* WHAT THIS TASK INVOLVES
Transcribe the records below in full; pictures stay out of the copy.

═══

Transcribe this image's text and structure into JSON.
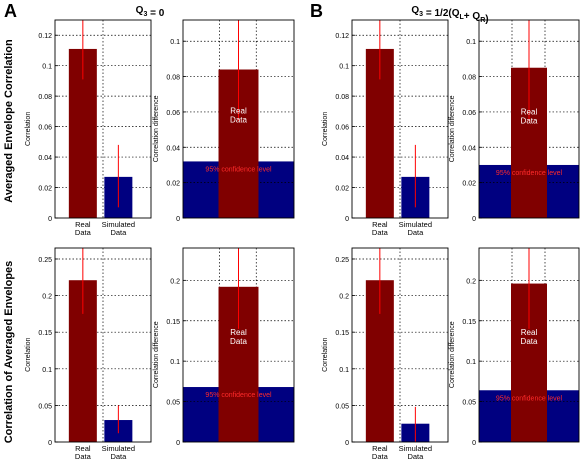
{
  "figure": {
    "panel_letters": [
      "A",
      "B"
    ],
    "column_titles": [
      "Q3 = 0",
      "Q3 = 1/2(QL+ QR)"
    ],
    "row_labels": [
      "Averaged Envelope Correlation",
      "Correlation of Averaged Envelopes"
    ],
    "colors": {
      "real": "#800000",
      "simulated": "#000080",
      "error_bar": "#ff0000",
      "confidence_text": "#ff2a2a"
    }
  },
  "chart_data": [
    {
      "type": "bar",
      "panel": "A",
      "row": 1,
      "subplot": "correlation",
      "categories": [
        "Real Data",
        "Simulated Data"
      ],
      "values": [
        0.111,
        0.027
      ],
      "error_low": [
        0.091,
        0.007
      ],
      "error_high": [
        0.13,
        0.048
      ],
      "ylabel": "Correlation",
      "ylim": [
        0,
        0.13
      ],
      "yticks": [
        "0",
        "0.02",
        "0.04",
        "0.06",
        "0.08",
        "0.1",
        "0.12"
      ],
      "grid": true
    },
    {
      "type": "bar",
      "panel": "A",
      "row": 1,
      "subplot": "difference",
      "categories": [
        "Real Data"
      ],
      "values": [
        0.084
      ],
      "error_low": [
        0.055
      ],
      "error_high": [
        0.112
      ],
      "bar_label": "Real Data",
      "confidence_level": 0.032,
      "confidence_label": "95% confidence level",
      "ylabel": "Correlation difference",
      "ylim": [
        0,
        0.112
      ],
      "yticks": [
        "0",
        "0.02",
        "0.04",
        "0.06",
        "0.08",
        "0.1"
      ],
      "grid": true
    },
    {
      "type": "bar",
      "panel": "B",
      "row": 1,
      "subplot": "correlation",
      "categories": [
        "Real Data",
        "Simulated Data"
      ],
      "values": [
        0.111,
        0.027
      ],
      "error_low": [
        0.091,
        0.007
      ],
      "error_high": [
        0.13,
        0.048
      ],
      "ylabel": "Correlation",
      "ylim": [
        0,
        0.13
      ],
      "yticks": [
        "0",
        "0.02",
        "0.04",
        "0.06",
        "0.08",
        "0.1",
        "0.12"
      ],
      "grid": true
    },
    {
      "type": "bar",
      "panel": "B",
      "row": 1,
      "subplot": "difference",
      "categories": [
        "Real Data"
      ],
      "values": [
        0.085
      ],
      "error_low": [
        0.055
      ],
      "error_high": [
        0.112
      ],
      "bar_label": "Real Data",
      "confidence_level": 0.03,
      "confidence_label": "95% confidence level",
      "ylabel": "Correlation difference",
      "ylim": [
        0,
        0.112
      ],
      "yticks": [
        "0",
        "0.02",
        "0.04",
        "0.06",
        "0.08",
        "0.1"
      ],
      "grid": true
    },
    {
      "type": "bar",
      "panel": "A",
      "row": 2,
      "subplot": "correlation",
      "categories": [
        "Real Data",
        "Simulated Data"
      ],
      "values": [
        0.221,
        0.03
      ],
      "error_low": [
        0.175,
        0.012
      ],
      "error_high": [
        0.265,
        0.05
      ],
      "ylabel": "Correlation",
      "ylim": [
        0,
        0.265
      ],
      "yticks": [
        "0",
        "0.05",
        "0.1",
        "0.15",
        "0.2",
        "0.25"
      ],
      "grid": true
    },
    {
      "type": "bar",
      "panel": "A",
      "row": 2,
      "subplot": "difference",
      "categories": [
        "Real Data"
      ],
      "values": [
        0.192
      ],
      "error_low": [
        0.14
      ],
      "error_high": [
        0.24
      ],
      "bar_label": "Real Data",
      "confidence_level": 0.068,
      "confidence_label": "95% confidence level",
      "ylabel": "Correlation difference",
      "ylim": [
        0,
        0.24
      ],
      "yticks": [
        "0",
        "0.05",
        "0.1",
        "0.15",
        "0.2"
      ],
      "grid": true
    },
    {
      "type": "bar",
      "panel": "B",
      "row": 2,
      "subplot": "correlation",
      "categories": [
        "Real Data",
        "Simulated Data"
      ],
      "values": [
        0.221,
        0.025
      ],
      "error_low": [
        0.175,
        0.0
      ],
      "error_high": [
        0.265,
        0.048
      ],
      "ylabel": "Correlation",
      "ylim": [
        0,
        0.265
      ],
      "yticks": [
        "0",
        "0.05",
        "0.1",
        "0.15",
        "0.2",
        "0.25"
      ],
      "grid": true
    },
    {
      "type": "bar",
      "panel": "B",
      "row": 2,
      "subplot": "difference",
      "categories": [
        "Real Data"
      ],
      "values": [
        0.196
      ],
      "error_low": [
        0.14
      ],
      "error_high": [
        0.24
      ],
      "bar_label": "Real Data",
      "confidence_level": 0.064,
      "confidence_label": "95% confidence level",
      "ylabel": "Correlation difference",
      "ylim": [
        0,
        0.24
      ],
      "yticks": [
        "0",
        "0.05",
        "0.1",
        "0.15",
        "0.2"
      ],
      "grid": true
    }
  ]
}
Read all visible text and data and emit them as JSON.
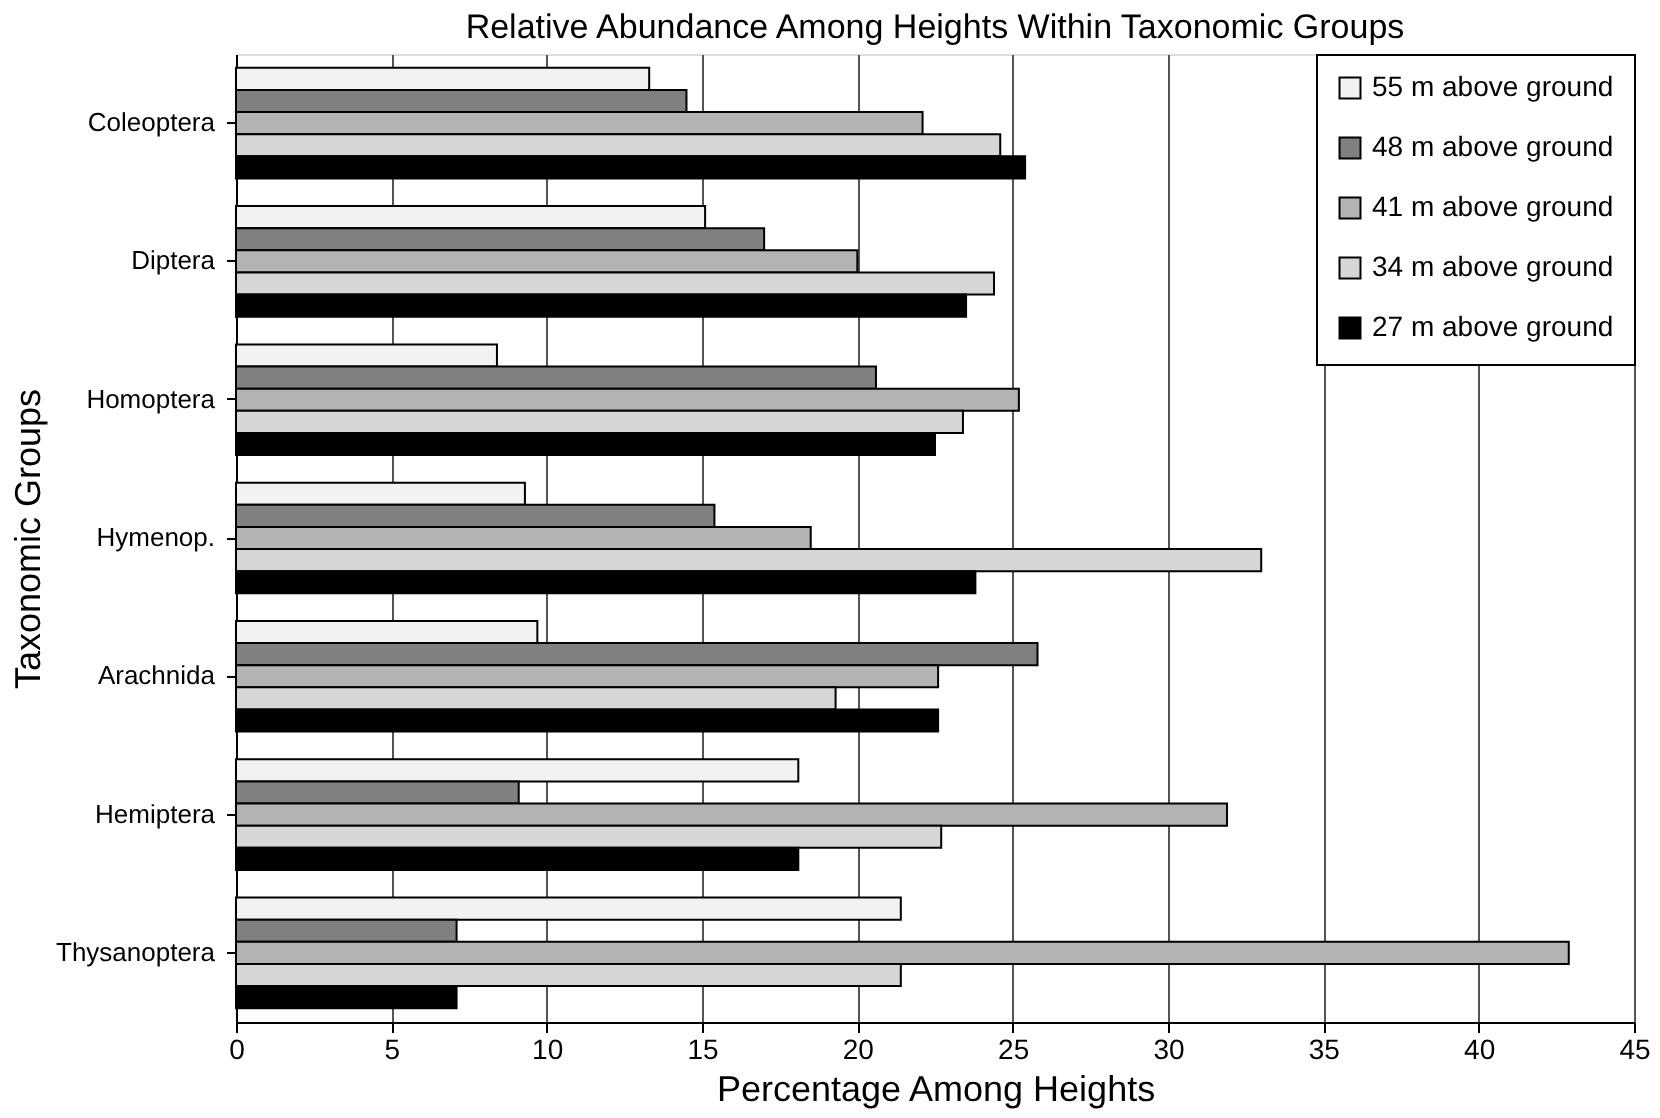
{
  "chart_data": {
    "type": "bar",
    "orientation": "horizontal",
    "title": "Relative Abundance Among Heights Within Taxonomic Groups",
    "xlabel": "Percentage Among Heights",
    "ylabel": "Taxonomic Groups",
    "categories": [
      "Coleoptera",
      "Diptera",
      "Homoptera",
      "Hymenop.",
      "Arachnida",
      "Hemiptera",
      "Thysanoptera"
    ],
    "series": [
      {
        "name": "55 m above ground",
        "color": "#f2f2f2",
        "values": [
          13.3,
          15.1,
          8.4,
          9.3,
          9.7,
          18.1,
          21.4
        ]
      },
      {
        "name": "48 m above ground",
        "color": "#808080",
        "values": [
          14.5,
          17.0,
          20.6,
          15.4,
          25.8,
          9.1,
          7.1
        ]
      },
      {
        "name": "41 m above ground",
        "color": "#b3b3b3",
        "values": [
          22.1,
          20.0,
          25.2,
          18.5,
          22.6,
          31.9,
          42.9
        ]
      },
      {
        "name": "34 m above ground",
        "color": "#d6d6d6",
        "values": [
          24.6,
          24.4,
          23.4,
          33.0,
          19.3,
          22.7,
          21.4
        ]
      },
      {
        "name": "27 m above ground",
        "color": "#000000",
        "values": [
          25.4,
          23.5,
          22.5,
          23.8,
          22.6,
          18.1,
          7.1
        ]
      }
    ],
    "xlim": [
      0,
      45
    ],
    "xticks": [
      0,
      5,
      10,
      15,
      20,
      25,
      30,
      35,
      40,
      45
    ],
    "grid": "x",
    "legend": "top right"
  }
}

═══

* FINAL ANSWER
Transcribe this image's text and structure into JSON.
{
  "figure": {
    "panel_letters": [
      "A",
      "B"
    ],
    "column_titles": [
      "Q3 = 0",
      "Q3 = 1/2(QL+ QR)"
    ],
    "row_labels": [
      "Averaged Envelope Correlation",
      "Correlation of Averaged Envelopes"
    ],
    "colors": {
      "real": "#800000",
      "simulated": "#000080",
      "error_bar": "#ff0000",
      "confidence_text": "#ff2a2a"
    }
  },
  "chart_data": [
    {
      "type": "bar",
      "panel": "A",
      "row": 1,
      "subplot": "correlation",
      "categories": [
        "Real Data",
        "Simulated Data"
      ],
      "values": [
        0.111,
        0.027
      ],
      "error_low": [
        0.091,
        0.007
      ],
      "error_high": [
        0.13,
        0.048
      ],
      "ylabel": "Correlation",
      "ylim": [
        0,
        0.13
      ],
      "yticks": [
        "0",
        "0.02",
        "0.04",
        "0.06",
        "0.08",
        "0.1",
        "0.12"
      ],
      "grid": true
    },
    {
      "type": "bar",
      "panel": "A",
      "row": 1,
      "subplot": "difference",
      "categories": [
        "Real Data"
      ],
      "values": [
        0.084
      ],
      "error_low": [
        0.055
      ],
      "error_high": [
        0.112
      ],
      "bar_label": "Real Data",
      "confidence_level": 0.032,
      "confidence_label": "95% confidence level",
      "ylabel": "Correlation difference",
      "ylim": [
        0,
        0.112
      ],
      "yticks": [
        "0",
        "0.02",
        "0.04",
        "0.06",
        "0.08",
        "0.1"
      ],
      "grid": true
    },
    {
      "type": "bar",
      "panel": "B",
      "row": 1,
      "subplot": "correlation",
      "categories": [
        "Real Data",
        "Simulated Data"
      ],
      "values": [
        0.111,
        0.027
      ],
      "error_low": [
        0.091,
        0.007
      ],
      "error_high": [
        0.13,
        0.048
      ],
      "ylabel": "Correlation",
      "ylim": [
        0,
        0.13
      ],
      "yticks": [
        "0",
        "0.02",
        "0.04",
        "0.06",
        "0.08",
        "0.1",
        "0.12"
      ],
      "grid": true
    },
    {
      "type": "bar",
      "panel": "B",
      "row": 1,
      "subplot": "difference",
      "categories": [
        "Real Data"
      ],
      "values": [
        0.085
      ],
      "error_low": [
        0.055
      ],
      "error_high": [
        0.112
      ],
      "bar_label": "Real Data",
      "confidence_level": 0.03,
      "confidence_label": "95% confidence level",
      "ylabel": "Correlation difference",
      "ylim": [
        0,
        0.112
      ],
      "yticks": [
        "0",
        "0.02",
        "0.04",
        "0.06",
        "0.08",
        "0.1"
      ],
      "grid": true
    },
    {
      "type": "bar",
      "panel": "A",
      "row": 2,
      "subplot": "correlation",
      "categories": [
        "Real Data",
        "Simulated Data"
      ],
      "values": [
        0.221,
        0.03
      ],
      "error_low": [
        0.175,
        0.012
      ],
      "error_high": [
        0.265,
        0.05
      ],
      "ylabel": "Correlation",
      "ylim": [
        0,
        0.265
      ],
      "yticks": [
        "0",
        "0.05",
        "0.1",
        "0.15",
        "0.2",
        "0.25"
      ],
      "grid": true
    },
    {
      "type": "bar",
      "panel": "A",
      "row": 2,
      "subplot": "difference",
      "categories": [
        "Real Data"
      ],
      "values": [
        0.192
      ],
      "error_low": [
        0.14
      ],
      "error_high": [
        0.24
      ],
      "bar_label": "Real Data",
      "confidence_level": 0.068,
      "confidence_label": "95% confidence level",
      "ylabel": "Correlation difference",
      "ylim": [
        0,
        0.24
      ],
      "yticks": [
        "0",
        "0.05",
        "0.1",
        "0.15",
        "0.2"
      ],
      "grid": true
    },
    {
      "type": "bar",
      "panel": "B",
      "row": 2,
      "subplot": "correlation",
      "categories": [
        "Real Data",
        "Simulated Data"
      ],
      "values": [
        0.221,
        0.025
      ],
      "error_low": [
        0.175,
        0.0
      ],
      "error_high": [
        0.265,
        0.048
      ],
      "ylabel": "Correlation",
      "ylim": [
        0,
        0.265
      ],
      "yticks": [
        "0",
        "0.05",
        "0.1",
        "0.15",
        "0.2",
        "0.25"
      ],
      "grid": true
    },
    {
      "type": "bar",
      "panel": "B",
      "row": 2,
      "subplot": "difference",
      "categories": [
        "Real Data"
      ],
      "values": [
        0.196
      ],
      "error_low": [
        0.14
      ],
      "error_high": [
        0.24
      ],
      "bar_label": "Real Data",
      "confidence_level": 0.064,
      "confidence_label": "95% confidence level",
      "ylabel": "Correlation difference",
      "ylim": [
        0,
        0.24
      ],
      "yticks": [
        "0",
        "0.05",
        "0.1",
        "0.15",
        "0.2"
      ],
      "grid": true
    }
  ]
}
Read all visible text and data and emit them as JSON.
{
  "chart_data": {
    "type": "bar",
    "orientation": "horizontal",
    "title": "Relative Abundance Among Heights Within Taxonomic Groups",
    "xlabel": "Percentage Among Heights",
    "ylabel": "Taxonomic Groups",
    "categories": [
      "Coleoptera",
      "Diptera",
      "Homoptera",
      "Hymenop.",
      "Arachnida",
      "Hemiptera",
      "Thysanoptera"
    ],
    "series": [
      {
        "name": "55 m above ground",
        "color": "#f2f2f2",
        "values": [
          13.3,
          15.1,
          8.4,
          9.3,
          9.7,
          18.1,
          21.4
        ]
      },
      {
        "name": "48 m above ground",
        "color": "#808080",
        "values": [
          14.5,
          17.0,
          20.6,
          15.4,
          25.8,
          9.1,
          7.1
        ]
      },
      {
        "name": "41 m above ground",
        "color": "#b3b3b3",
        "values": [
          22.1,
          20.0,
          25.2,
          18.5,
          22.6,
          31.9,
          42.9
        ]
      },
      {
        "name": "34 m above ground",
        "color": "#d6d6d6",
        "values": [
          24.6,
          24.4,
          23.4,
          33.0,
          19.3,
          22.7,
          21.4
        ]
      },
      {
        "name": "27 m above ground",
        "color": "#000000",
        "values": [
          25.4,
          23.5,
          22.5,
          23.8,
          22.6,
          18.1,
          7.1
        ]
      }
    ],
    "xlim": [
      0,
      45
    ],
    "xticks": [
      0,
      5,
      10,
      15,
      20,
      25,
      30,
      35,
      40,
      45
    ],
    "grid": "x",
    "legend": "top right"
  }
}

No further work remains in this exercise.